**Task objective**. Copy out each line of the material below that holds the string "name".

**Entries shown**.
★ ★ ★ ★ ★ ★ ★
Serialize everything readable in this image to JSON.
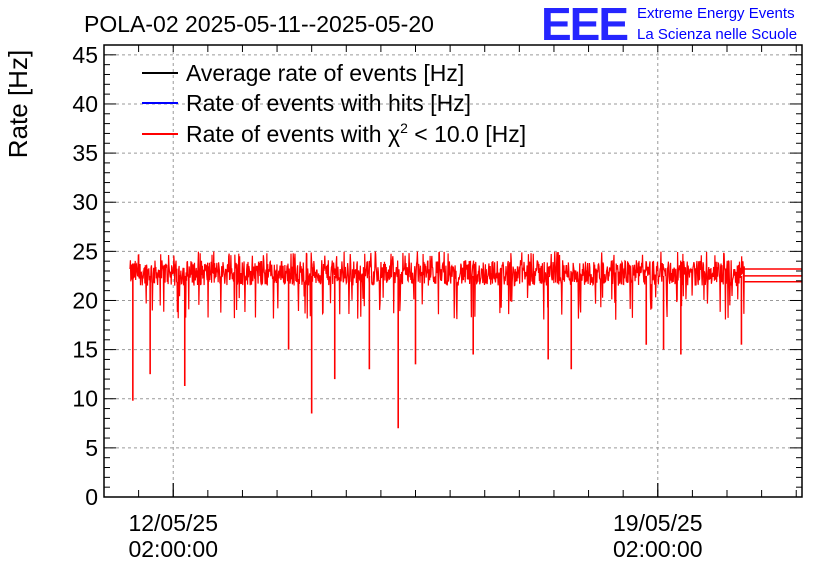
{
  "chart_data": {
    "type": "line",
    "title": "POLA-02 2025-05-11--2025-05-20",
    "ylabel": "Rate [Hz]",
    "xlabel": "",
    "ylim": [
      0,
      46
    ],
    "y_major_ticks": [
      0,
      5,
      10,
      15,
      20,
      25,
      30,
      35,
      40,
      45
    ],
    "xlim": [
      "2025-05-11T02:00:00",
      "2025-05-21T04:00:00"
    ],
    "x_tick_labels": [
      {
        "x": "2025-05-12T02:00:00",
        "date": "12/05/25",
        "time": "02:00:00"
      },
      {
        "x": "2025-05-19T02:00:00",
        "date": "19/05/25",
        "time": "02:00:00"
      }
    ],
    "data_range": [
      "2025-05-11T11:00:00",
      "2025-05-20T08:00:00"
    ],
    "grid": true,
    "legend_position": "top-left",
    "series": [
      {
        "name": "Average rate of events [Hz]",
        "color": "#000000",
        "values": [
          22.5
        ]
      },
      {
        "name": "Rate of events with hits [Hz]",
        "color": "#0000ff",
        "values": [
          22.0
        ]
      },
      {
        "name": "Rate of events with χ² < 10.0 [Hz]",
        "color": "#ff0000",
        "typical_range": [
          20.5,
          24.5
        ],
        "dips": [
          {
            "x": "2025-05-11T12:00:00",
            "y": 9.8
          },
          {
            "x": "2025-05-11T18:00:00",
            "y": 12.5
          },
          {
            "x": "2025-05-12T06:00:00",
            "y": 11.3
          },
          {
            "x": "2025-05-13T18:00:00",
            "y": 15.0
          },
          {
            "x": "2025-05-14T02:00:00",
            "y": 8.5
          },
          {
            "x": "2025-05-14T10:00:00",
            "y": 12.0
          },
          {
            "x": "2025-05-14T22:00:00",
            "y": 13.0
          },
          {
            "x": "2025-05-15T08:00:00",
            "y": 7.0
          },
          {
            "x": "2025-05-15T14:00:00",
            "y": 13.5
          },
          {
            "x": "2025-05-16T10:00:00",
            "y": 14.5
          },
          {
            "x": "2025-05-17T12:00:00",
            "y": 14.0
          },
          {
            "x": "2025-05-17T20:00:00",
            "y": 13.0
          },
          {
            "x": "2025-05-18T22:00:00",
            "y": 15.5
          },
          {
            "x": "2025-05-19T04:00:00",
            "y": 15.0
          },
          {
            "x": "2025-05-19T10:00:00",
            "y": 14.5
          },
          {
            "x": "2025-05-20T07:00:00",
            "y": 15.5
          }
        ]
      }
    ],
    "legend_entries": [
      {
        "text": "Average rate of events [Hz]",
        "color": "#000000"
      },
      {
        "text": "Rate of events with hits [Hz]",
        "color": "#0000ff"
      },
      {
        "text_prefix": "Rate of events with ",
        "symbol": "χ",
        "superscript": "2",
        "text_suffix": " < 10.0 [Hz]",
        "color": "#ff0000"
      }
    ],
    "right_edge_lines": [
      23.2,
      22.5,
      21.9
    ]
  },
  "logo": {
    "big": "EEE",
    "line1": "Extreme Energy Events",
    "line2": "La Scienza nelle Scuole"
  }
}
★ ★ ★ ★ ★ ★ ★
**Solution**.
        "name": "Average rate of events [Hz]",
        "name": "Rate of events with hits [Hz]",
        "name": "Rate of events with χ² < 10.0 [Hz]",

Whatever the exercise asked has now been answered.